* [Exercise brief]: Leave the pictures out and print every record below exactly as it stands.

-- -- --

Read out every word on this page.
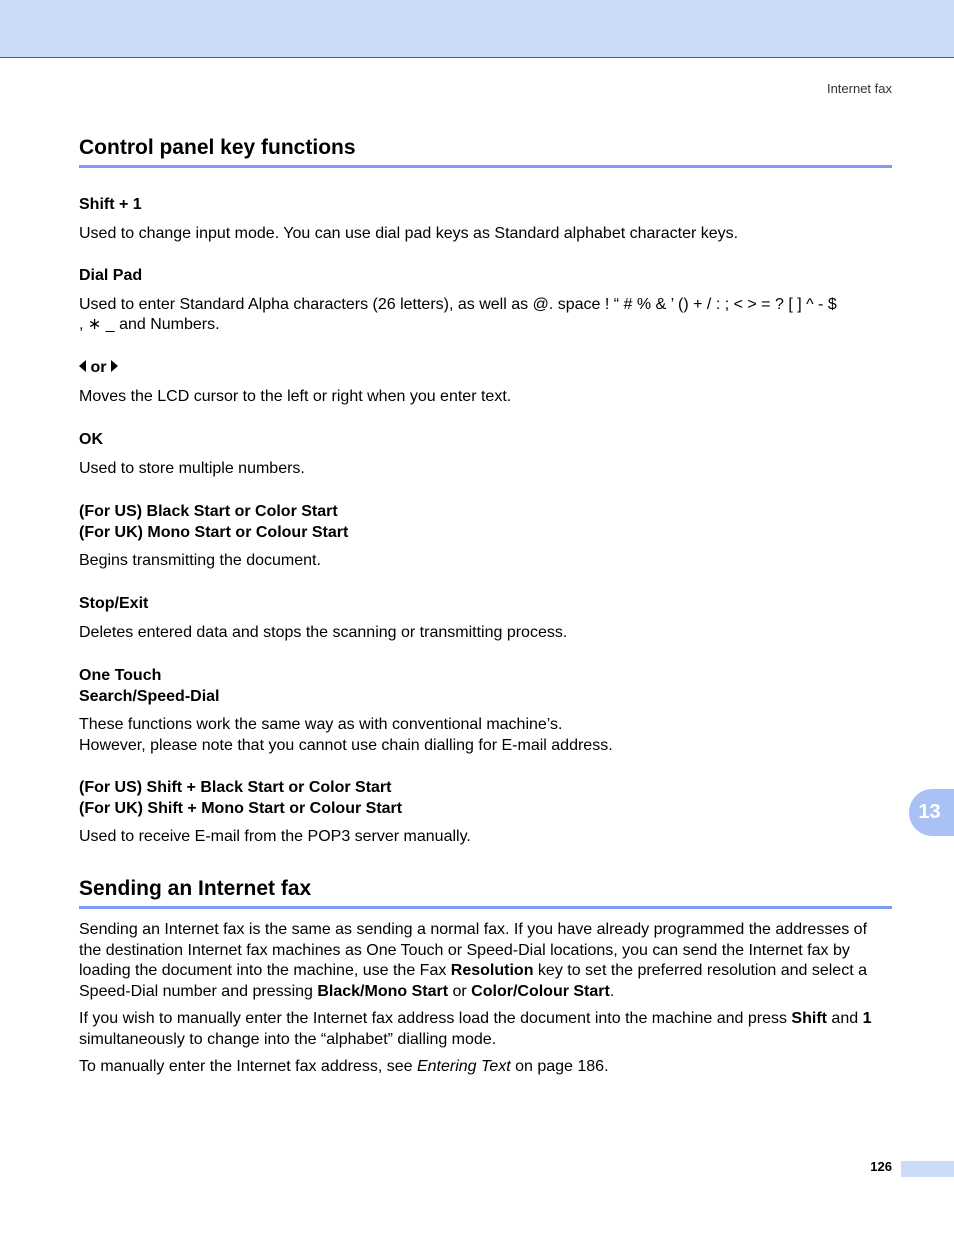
Internet fax
Control panel key functions
Shift + 1
Used to change input mode. You can use dial pad keys as Standard alphabet character keys.
Dial Pad
Used to enter Standard Alpha characters (26 letters), as well as @. space ! “ # % & ’ () + / : ; < > = ? [ ] ^ - $
, ∗ _ and Numbers.
or
Moves the LCD cursor to the left or right when you enter text.
OK
Used to store multiple numbers.
(For US) Black Start or Color Start
(For UK) Mono Start or Colour Start
Begins transmitting the document.
Stop/Exit
Deletes entered data and stops the scanning or transmitting process.
One Touch
Search/Speed-Dial
These functions work the same way as with conventional machine’s.
However, please note that you cannot use chain dialling for E-mail address.
(For US) Shift + Black Start or Color Start
(For UK) Shift + Mono Start or Colour Start
Used to receive E-mail from the POP3 server manually.
Sending an Internet fax
Sending an Internet fax is the same as sending a normal fax. If you have already programmed the addresses of the destination Internet fax machines as One Touch or Speed-Dial locations, you can send the Internet fax by loading the document into the machine, use the Fax Resolution key to set the preferred resolution and select a Speed-Dial number and pressing Black/Mono Start or Color/Colour Start.
If you wish to manually enter the Internet fax address load the document into the machine and press Shift and 1 simultaneously to change into the “alphabet” dialling mode.
To manually enter the Internet fax address, see Entering Text on page 186.
13
126
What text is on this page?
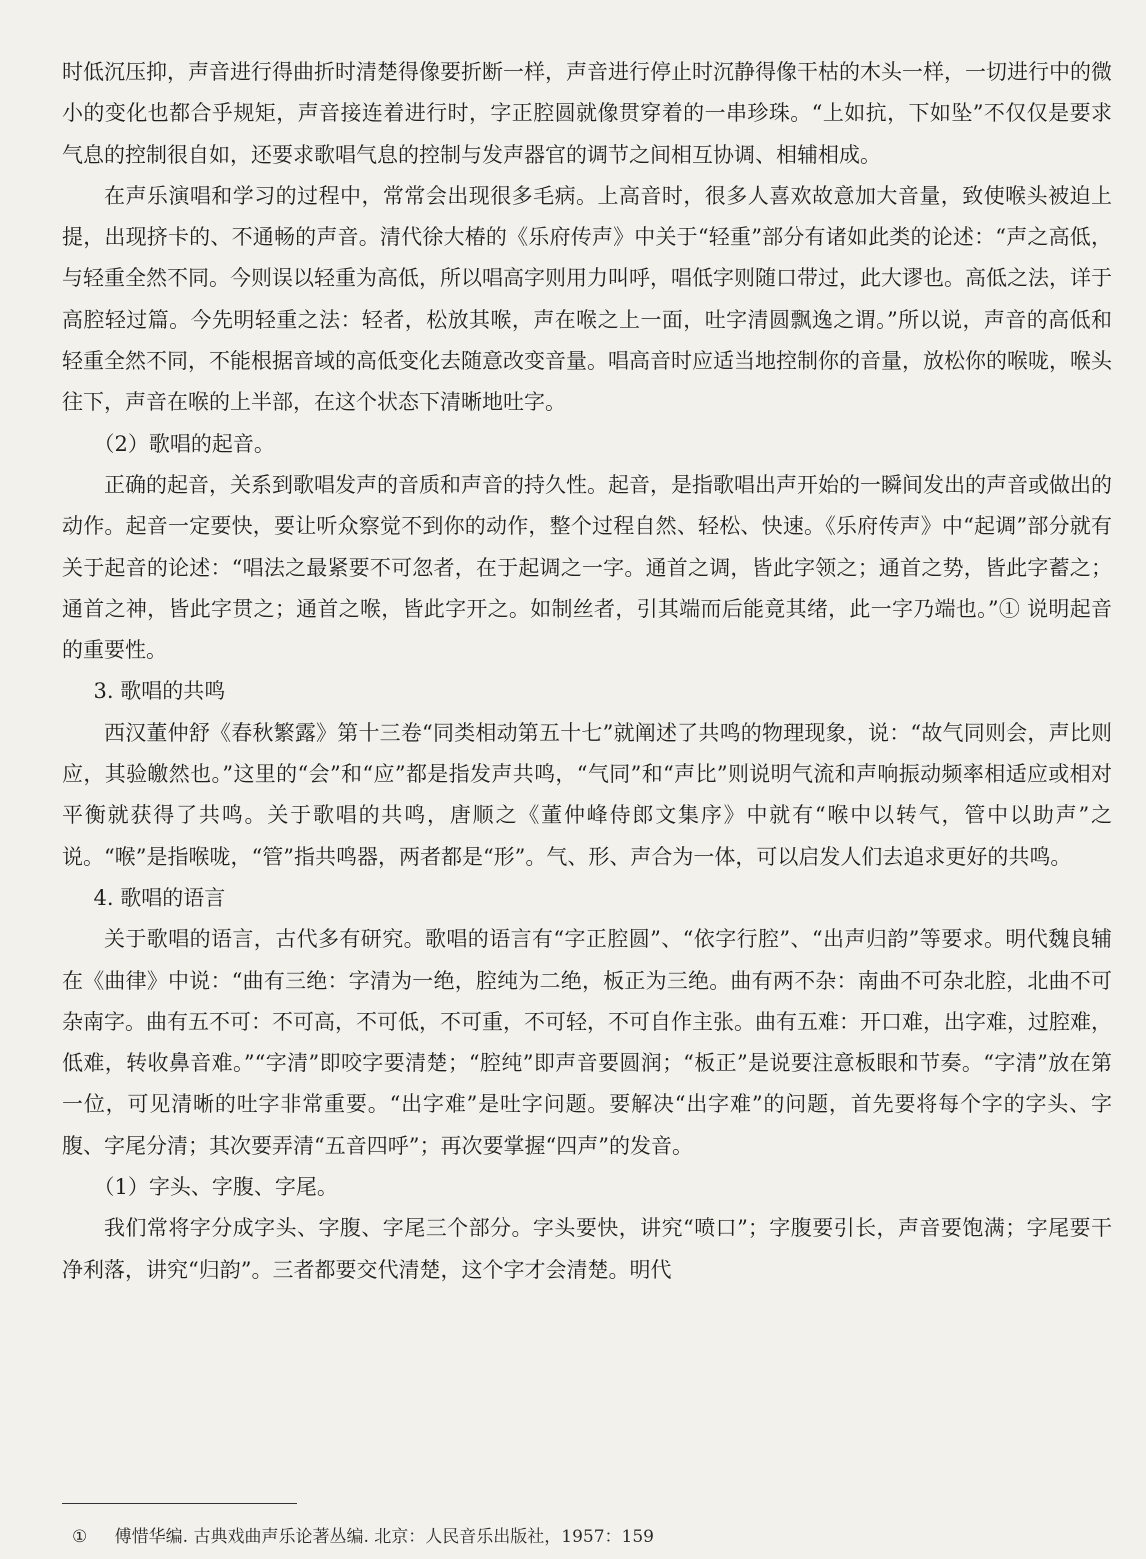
时低沉压抑，声音进行得曲折时清楚得像要折断一样，声音进行停止时沉静得像干枯的木头一样，一切进行中的微小的变化也都合乎规矩，声音接连着进行时，字正腔圆就像贯穿着的一串珍珠。“上如抗，下如坠”不仅仅是要求气息的控制很自如，还要求歌唱气息的控制与发声器官的调节之间相互协调、相辅相成。

在声乐演唱和学习的过程中，常常会出现很多毛病。上高音时，很多人喜欢故意加大音量，致使喉头被迫上提，出现挤卡的、不通畅的声音。清代徐大椿的《乐府传声》中关于“轻重”部分有诸如此类的论述：“声之高低，与轻重全然不同。今则误以轻重为高低，所以唱高字则用力叫呼，唱低字则随口带过，此大谬也。高低之法，详于高腔轻过篇。今先明轻重之法：轻者，松放其喉，声在喉之上一面，吐字清圆飘逸之谓。”所以说，声音的高低和轻重全然不同，不能根据音域的高低变化去随意改变音量。唱高音时应适当地控制你的音量，放松你的喉咙，喉头往下，声音在喉的上半部，在这个状态下清晰地吐字。

（2）歌唱的起音。

正确的起音，关系到歌唱发声的音质和声音的持久性。起音，是指歌唱出声开始的一瞬间发出的声音或做出的动作。起音一定要快，要让听众察觉不到你的动作，整个过程自然、轻松、快速。《乐府传声》中“起调”部分就有关于起音的论述：“唱法之最紧要不可忽者，在于起调之一字。通首之调，皆此字领之；通首之势，皆此字蓄之；通首之神，皆此字贯之；通首之喉，皆此字开之。如制丝者，引其端而后能竟其绪，此一字乃端也。”① 说明起音的重要性。

3. 歌唱的共鸣

西汉董仲舒《春秋繁露》第十三卷“同类相动第五十七”就阐述了共鸣的物理现象，说：“故气同则会，声比则应，其验皦然也。”这里的“会”和“应”都是指发声共鸣，“气同”和“声比”则说明气流和声响振动频率相适应或相对平衡就获得了共鸣。关于歌唱的共鸣，唐顺之《董仲峰侍郎文集序》中就有“喉中以转气，管中以助声”之说。“喉”是指喉咙，“管”指共鸣器，两者都是“形”。气、形、声合为一体，可以启发人们去追求更好的共鸣。

4. 歌唱的语言

关于歌唱的语言，古代多有研究。歌唱的语言有“字正腔圆”、“依字行腔”、“出声归韵”等要求。明代魏良辅在《曲律》中说：“曲有三绝：字清为一绝，腔纯为二绝，板正为三绝。曲有两不杂：南曲不可杂北腔，北曲不可杂南字。曲有五不可：不可高，不可低，不可重，不可轻，不可自作主张。曲有五难：开口难，出字难，过腔难，低难，转收鼻音难。”“字清”即咬字要清楚；“腔纯”即声音要圆润；“板正”是说要注意板眼和节奏。“字清”放在第一位，可见清晰的吐字非常重要。“出字难”是吐字问题。要解决“出字难”的问题，首先要将每个字的字头、字腹、字尾分清；其次要弄清“五音四呼”；再次要掌握“四声”的发音。

（1）字头、字腹、字尾。

我们常将字分成字头、字腹、字尾三个部分。字头要快，讲究“喷口”；字腹要引长，声音要饱满；字尾要干净利落，讲究“归韵”。三者都要交代清楚，这个字才会清楚。明代

① 傅惜华编. 古典戏曲声乐论著丛编. 北京：人民音乐出版社，1957：159
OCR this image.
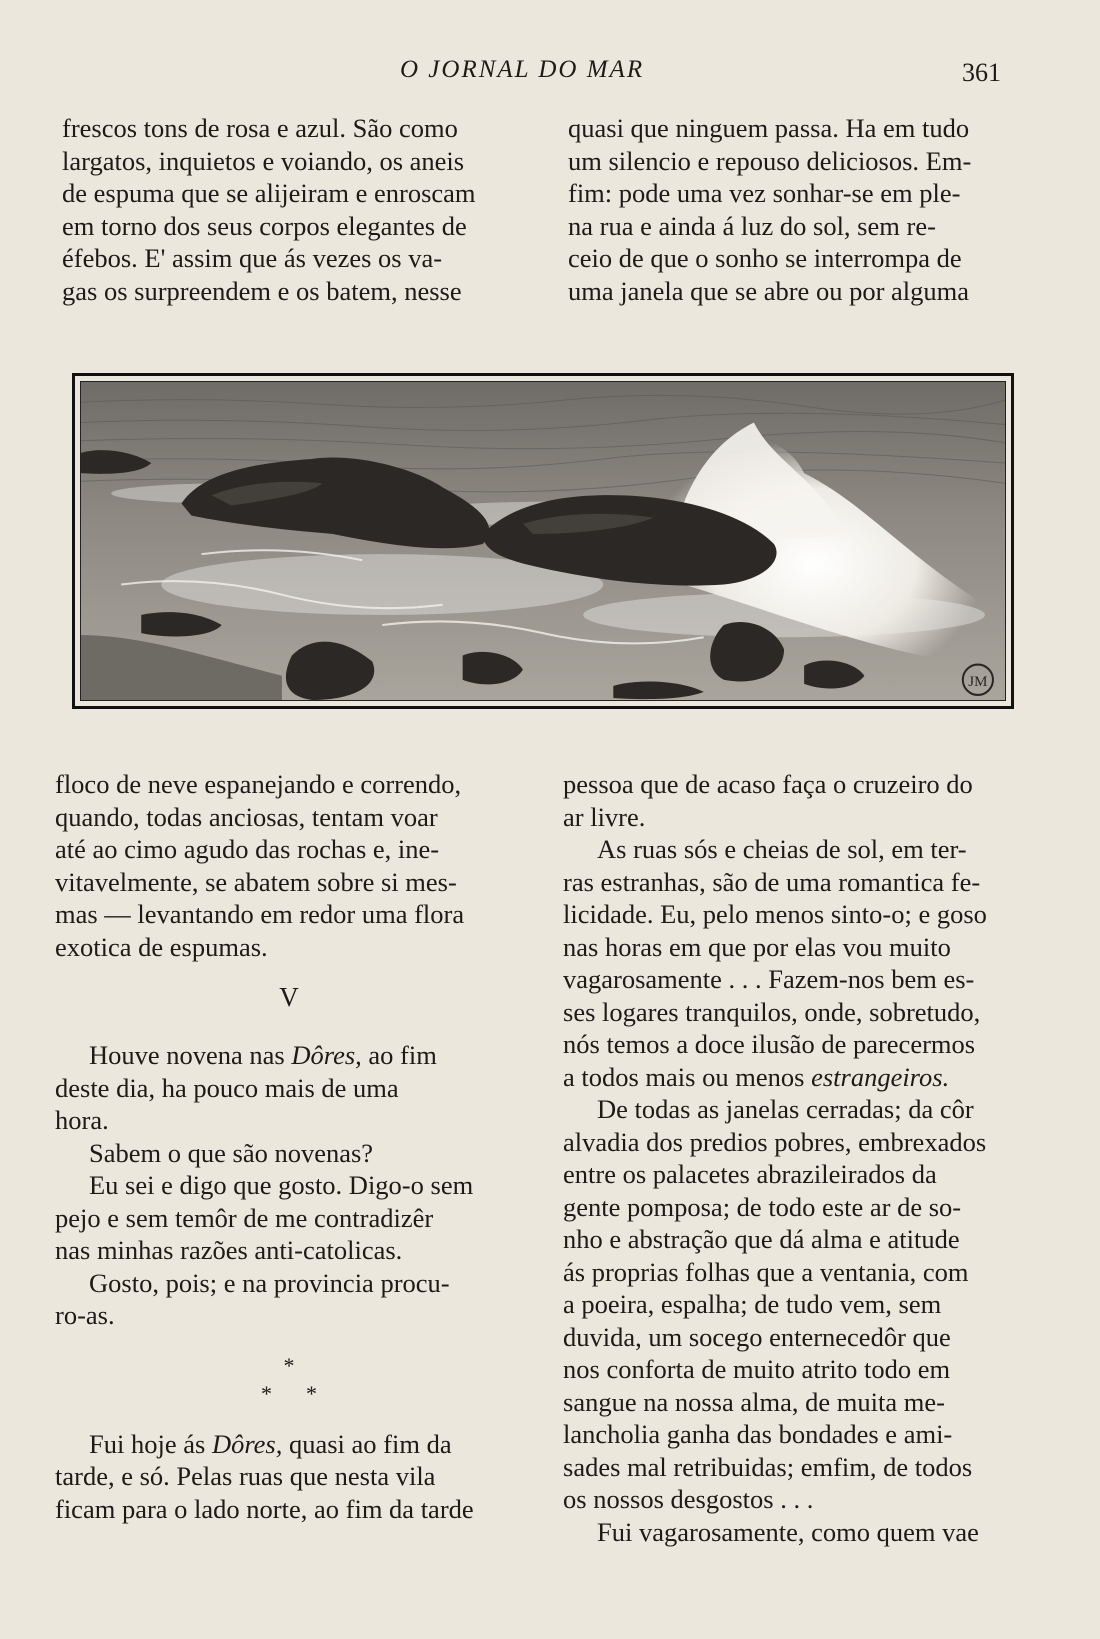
O JORNAL DO MAR	361
frescos tons de rosa e azul. São como
largatos, inquietos e voiando, os aneis
de espuma que se alijeiram e enroscam
em torno dos seus corpos elegantes de
éfebos. E' assim que ás vezes os va-
gas os surpreendem e os batem, nesse
quasi que ninguem passa. Ha em tudo
um silencio e repouso deliciosos. Em-
fim: pode uma vez sonhar-se em ple-
na rua e ainda á luz do sol, sem re-
ceio de que o sonho se interrompa de
uma janela que se abre ou por alguma
JM
floco de neve espanejando e correndo,
quando, todas anciosas, tentam voar
até ao cimo agudo das rochas e, ine-
vitavelmente, se abatem sobre si mes-
mas — levantando em redor uma flora
exotica de espumas.
V
Houve novena nas Dôres, ao fim
deste dia, ha pouco mais de uma
hora.
Sabem o que são novenas?
Eu sei e digo que gosto. Digo-o sem
pejo e sem temôr de me contradizêr
nas minhas razões anti-catolicas.
Gosto, pois; e na provincia procu-
ro-as.
*
**
Fui hoje ás Dôres, quasi ao fim da
tarde, e só. Pelas ruas que nesta vila
ficam para o lado norte, ao fim da tarde
pessoa que de acaso faça o cruzeiro do
ar livre.
As ruas sós e cheias de sol, em ter-
ras estranhas, são de uma romantica fe-
licidade. Eu, pelo menos sinto-o; e goso
nas horas em que por elas vou muito
vagarosamente . . . Fazem-nos bem es-
ses logares tranquilos, onde, sobretudo,
nós temos a doce ilusão de parecermos
a todos mais ou menos estrangeiros.
De todas as janelas cerradas; da côr
alvadia dos predios pobres, embrexados
entre os palacetes abrazileirados da
gente pomposa; de todo este ar de so-
nho e abstração que dá alma e atitude
ás proprias folhas que a ventania, com
a poeira, espalha; de tudo vem, sem
duvida, um socego enternecedôr que
nos conforta de muito atrito todo em
sangue na nossa alma, de muita me-
lancholia ganha das bondades e ami-
sades mal retribuidas; emfim, de todos
os nossos desgostos . . .
Fui vagarosamente, como quem vae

-- -- --

* [Exercise output]:
Read out every word on this page.
Internet fax
Control panel key functions
Shift + 1
Used to change input mode. You can use dial pad keys as Standard alphabet character keys.
Dial Pad
Used to enter Standard Alpha characters (26 letters), as well as @. space ! “ # % & ’ () + / : ; < > = ? [ ] ^ - $
, ∗ _ and Numbers.
or
Moves the LCD cursor to the left or right when you enter text.
OK
Used to store multiple numbers.
(For US) Black Start or Color Start
(For UK) Mono Start or Colour Start
Begins transmitting the document.
Stop/Exit
Deletes entered data and stops the scanning or transmitting process.
One Touch
Search/Speed-Dial
These functions work the same way as with conventional machine’s.
However, please note that you cannot use chain dialling for E-mail address.
(For US) Shift + Black Start or Color Start
(For UK) Shift + Mono Start or Colour Start
Used to receive E-mail from the POP3 server manually.
Sending an Internet fax
Sending an Internet fax is the same as sending a normal fax. If you have already programmed the addresses of the destination Internet fax machines as One Touch or Speed-Dial locations, you can send the Internet fax by loading the document into the machine, use the Fax Resolution key to set the preferred resolution and select a Speed-Dial number and pressing Black/Mono Start or Color/Colour Start.
If you wish to manually enter the Internet fax address load the document into the machine and press Shift and 1 simultaneously to change into the “alphabet” dialling mode.
To manually enter the Internet fax address, see Entering Text on page 186.
13
126
What text is on this page?
时低沉压抑，声音进行得曲折时清楚得像要折断一样，声音进行停止时沉静得像干枯的木头一样，一切进行中的微小的变化也都合乎规矩，声音接连着进行时，字正腔圆就像贯穿着的一串珍珠。“上如抗，下如坠”不仅仅是要求气息的控制很自如，还要求歌唱气息的控制与发声器官的调节之间相互协调、相辅相成。

在声乐演唱和学习的过程中，常常会出现很多毛病。上高音时，很多人喜欢故意加大音量，致使喉头被迫上提，出现挤卡的、不通畅的声音。清代徐大椿的《乐府传声》中关于“轻重”部分有诸如此类的论述：“声之高低，与轻重全然不同。今则误以轻重为高低，所以唱高字则用力叫呼，唱低字则随口带过，此大谬也。高低之法，详于高腔轻过篇。今先明轻重之法：轻者，松放其喉，声在喉之上一面，吐字清圆飘逸之谓。”所以说，声音的高低和轻重全然不同，不能根据音域的高低变化去随意改变音量。唱高音时应适当地控制你的音量，放松你的喉咙，喉头往下，声音在喉的上半部，在这个状态下清晰地吐字。

（2）歌唱的起音。

正确的起音，关系到歌唱发声的音质和声音的持久性。起音，是指歌唱出声开始的一瞬间发出的声音或做出的动作。起音一定要快，要让听众察觉不到你的动作，整个过程自然、轻松、快速。《乐府传声》中“起调”部分就有关于起音的论述：“唱法之最紧要不可忽者，在于起调之一字。通首之调，皆此字领之；通首之势，皆此字蓄之；通首之神，皆此字贯之；通首之喉，皆此字开之。如制丝者，引其端而后能竟其绪，此一字乃端也。”① 说明起音的重要性。

3. 歌唱的共鸣

西汉董仲舒《春秋繁露》第十三卷“同类相动第五十七”就阐述了共鸣的物理现象，说：“故气同则会，声比则应，其验皦然也。”这里的“会”和“应”都是指发声共鸣，“气同”和“声比”则说明气流和声响振动频率相适应或相对平衡就获得了共鸣。关于歌唱的共鸣，唐顺之《董仲峰侍郎文集序》中就有“喉中以转气，管中以助声”之说。“喉”是指喉咙，“管”指共鸣器，两者都是“形”。气、形、声合为一体，可以启发人们去追求更好的共鸣。

4. 歌唱的语言

关于歌唱的语言，古代多有研究。歌唱的语言有“字正腔圆”、“依字行腔”、“出声归韵”等要求。明代魏良辅在《曲律》中说：“曲有三绝：字清为一绝，腔纯为二绝，板正为三绝。曲有两不杂：南曲不可杂北腔，北曲不可杂南字。曲有五不可：不可高，不可低，不可重，不可轻，不可自作主张。曲有五难：开口难，出字难，过腔难，低难，转收鼻音难。”“字清”即咬字要清楚；“腔纯”即声音要圆润；“板正”是说要注意板眼和节奏。“字清”放在第一位，可见清晰的吐字非常重要。“出字难”是吐字问题。要解决“出字难”的问题，首先要将每个字的字头、字腹、字尾分清；其次要弄清“五音四呼”；再次要掌握“四声”的发音。

（1）字头、字腹、字尾。

我们常将字分成字头、字腹、字尾三个部分。字头要快，讲究“喷口”；字腹要引长，声音要饱满；字尾要干净利落，讲究“归韵”。三者都要交代清楚，这个字才会清楚。明代

① 傅惜华编. 古典戏曲声乐论著丛编. 北京：人民音乐出版社，1957：159
OCR this image.
O JORNAL DO MAR	361
frescos tons de rosa e azul. São como
largatos, inquietos e voiando, os aneis
de espuma que se alijeiram e enroscam
em torno dos seus corpos elegantes de
éfebos. E' assim que ás vezes os va-
gas os surpreendem e os batem, nesse
quasi que ninguem passa. Ha em tudo
um silencio e repouso deliciosos. Em-
fim: pode uma vez sonhar-se em ple-
na rua e ainda á luz do sol, sem re-
ceio de que o sonho se interrompa de
uma janela que se abre ou por alguma
JM
floco de neve espanejando e correndo,
quando, todas anciosas, tentam voar
até ao cimo agudo das rochas e, ine-
vitavelmente, se abatem sobre si mes-
mas — levantando em redor uma flora
exotica de espumas.
V
Houve novena nas Dôres, ao fim
deste dia, ha pouco mais de uma
hora.
Sabem o que são novenas?
Eu sei e digo que gosto. Digo-o sem
pejo e sem temôr de me contradizêr
nas minhas razões anti-catolicas.
Gosto, pois; e na provincia procu-
ro-as.
*
**
Fui hoje ás Dôres, quasi ao fim da
tarde, e só. Pelas ruas que nesta vila
ficam para o lado norte, ao fim da tarde
pessoa que de acaso faça o cruzeiro do
ar livre.
As ruas sós e cheias de sol, em ter-
ras estranhas, são de uma romantica fe-
licidade. Eu, pelo menos sinto-o; e goso
nas horas em que por elas vou muito
vagarosamente . . . Fazem-nos bem es-
ses logares tranquilos, onde, sobretudo,
nós temos a doce ilusão de parecermos
a todos mais ou menos estrangeiros.
De todas as janelas cerradas; da côr
alvadia dos predios pobres, embrexados
entre os palacetes abrazileirados da
gente pomposa; de todo este ar de so-
nho e abstração que dá alma e atitude
ás proprias folhas que a ventania, com
a poeira, espalha; de tudo vem, sem
duvida, um socego enternecedôr que
nos conforta de muito atrito todo em
sangue na nossa alma, de muita me-
lancholia ganha das bondades e ami-
sades mal retribuidas; emfim, de todos
os nossos desgostos . . .
Fui vagarosamente, como quem vae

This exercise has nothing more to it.